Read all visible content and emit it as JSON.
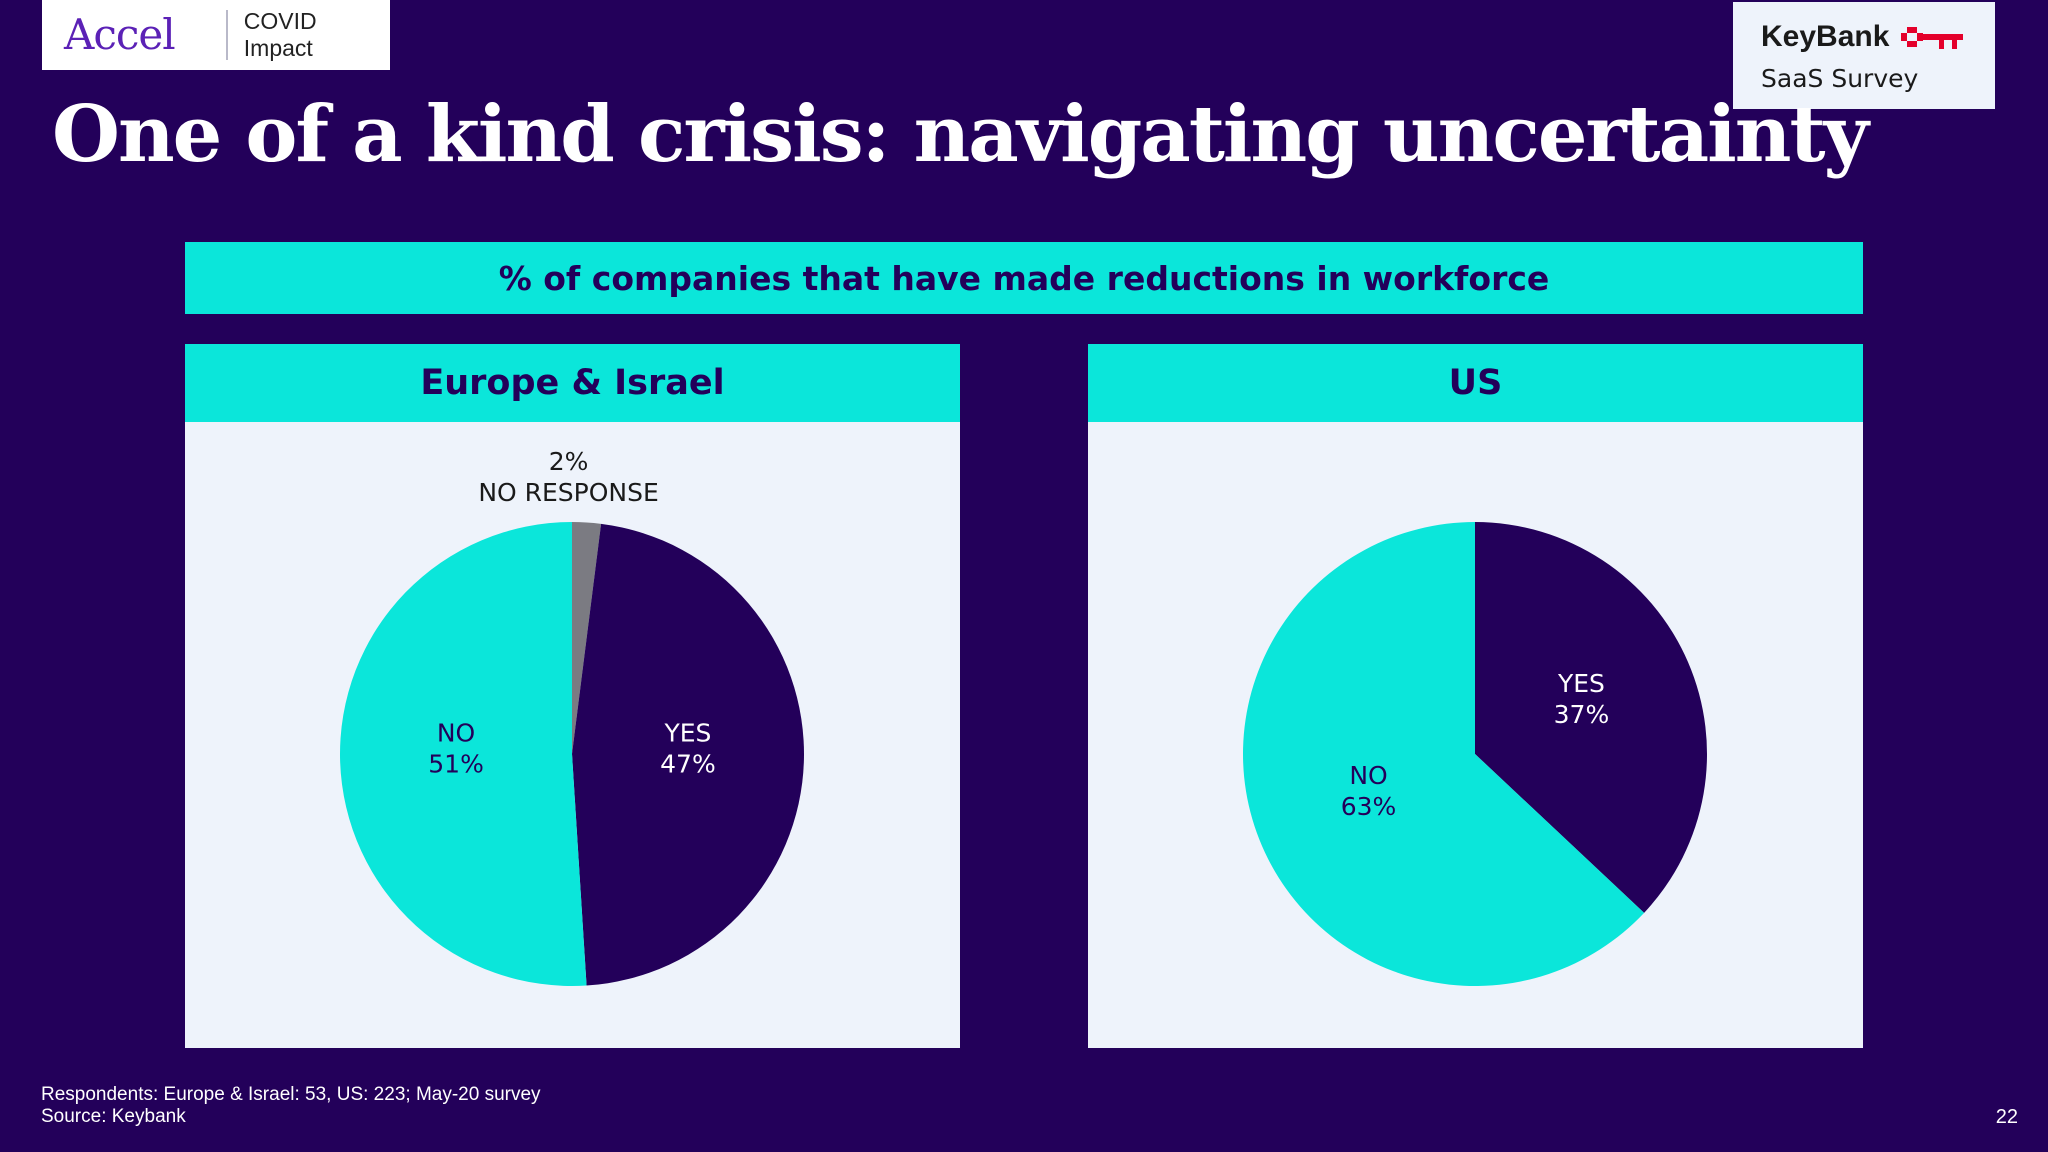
{
  "brand": {
    "logo_text": "Accel",
    "tag": "COVID Impact"
  },
  "partner": {
    "name": "KeyBank",
    "subtitle": "SaaS Survey",
    "icon": "key-icon"
  },
  "title": "One of a kind crisis: navigating uncertainty",
  "colors": {
    "background": "#23005a",
    "accent": "#0be6da",
    "panel": "#eef3fb",
    "no_response": "#7b7b82"
  },
  "chart_data": [
    {
      "type": "pie",
      "title": "% of companies that have made reductions in workforce",
      "subtitle": "Europe & Israel",
      "slices": [
        {
          "label": "NO RESPONSE",
          "value": 2,
          "display": "2%",
          "color": "#7b7b82"
        },
        {
          "label": "YES",
          "value": 47,
          "display": "47%",
          "color": "#23005a"
        },
        {
          "label": "NO",
          "value": 51,
          "display": "51%",
          "color": "#0be6da"
        }
      ]
    },
    {
      "type": "pie",
      "title": "% of companies that have made reductions in workforce",
      "subtitle": "US",
      "slices": [
        {
          "label": "YES",
          "value": 37,
          "display": "37%",
          "color": "#23005a"
        },
        {
          "label": "NO",
          "value": 63,
          "display": "63%",
          "color": "#0be6da"
        }
      ]
    }
  ],
  "footnote": {
    "respondents": "Respondents: Europe & Israel: 53, US: 223; May-20 survey",
    "source": "Source: Keybank"
  },
  "page_number": "22"
}
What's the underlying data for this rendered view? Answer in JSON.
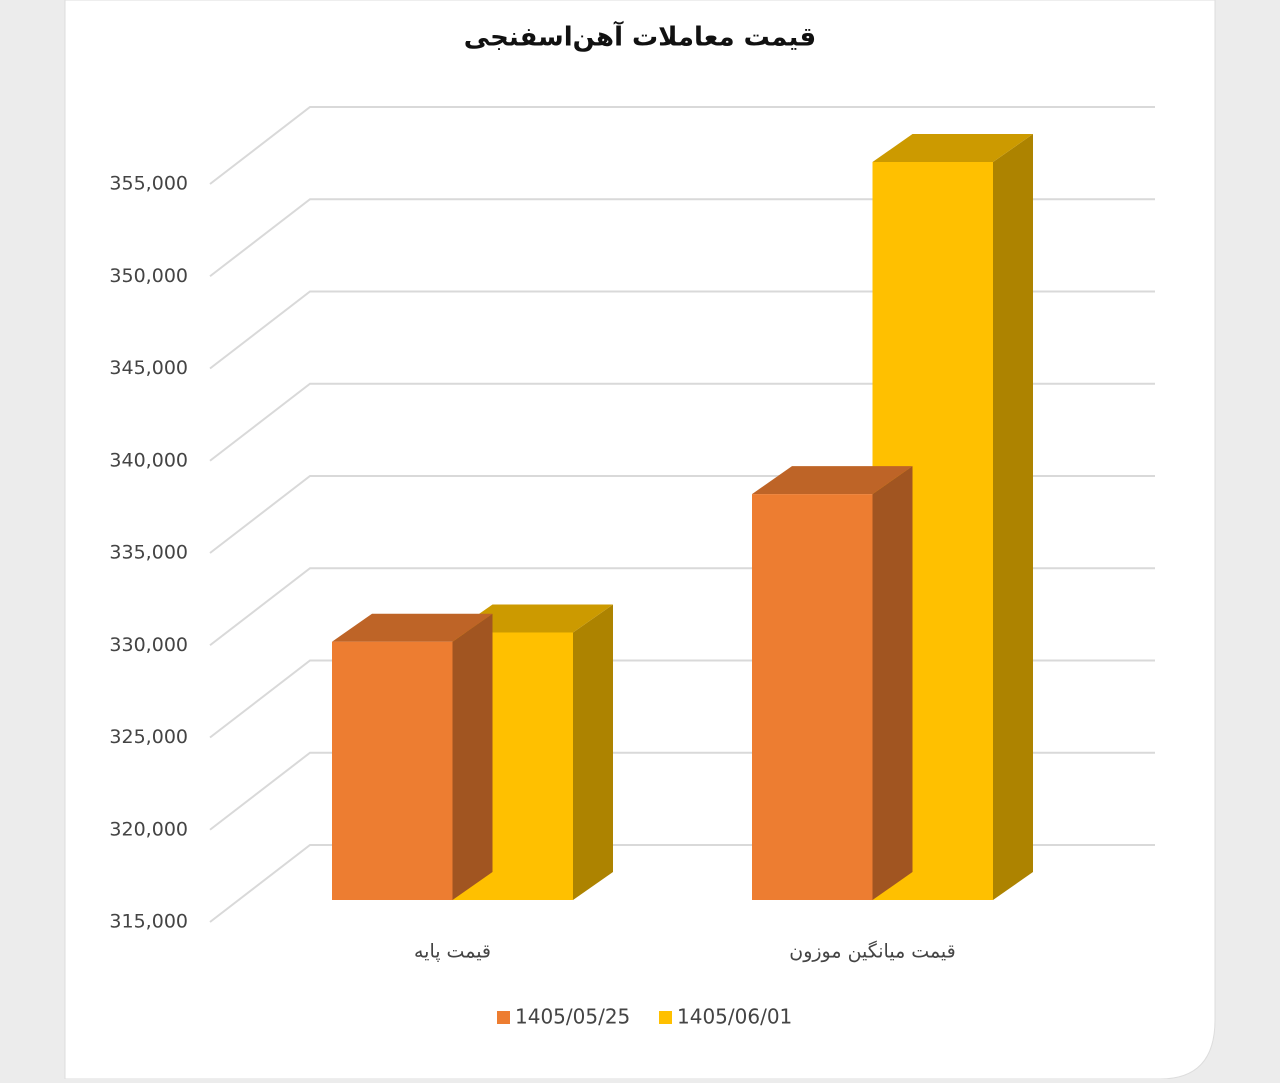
{
  "chart_data": {
    "type": "bar3d",
    "title": "قیمت معاملات آهن‌اسفنجی",
    "categories": [
      "قیمت پایه",
      "قیمت میانگین موزون"
    ],
    "series": [
      {
        "name": "1405/05/25",
        "color": "#ED7D31",
        "values": [
          329000,
          337000
        ]
      },
      {
        "name": "1405/06/01",
        "color": "#FFC000",
        "values": [
          329500,
          355000
        ]
      }
    ],
    "ylim": [
      315000,
      355000
    ],
    "yticks": [
      {
        "value": 315000,
        "label": "315,000"
      },
      {
        "value": 320000,
        "label": "320,000"
      },
      {
        "value": 325000,
        "label": "325,000"
      },
      {
        "value": 330000,
        "label": "330,000"
      },
      {
        "value": 335000,
        "label": "335,000"
      },
      {
        "value": 340000,
        "label": "340,000"
      },
      {
        "value": 345000,
        "label": "345,000"
      },
      {
        "value": 350000,
        "label": "350,000"
      },
      {
        "value": 355000,
        "label": "355,000"
      }
    ],
    "grid": true,
    "legend": "bottom"
  }
}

◇ ◇ ◇ ◇ ◇ ◇ ◇

> [Problem statement]: Each line containing the word "Israel" counts once; say how many such lines there are, giving only the number.

> [Reply]: 2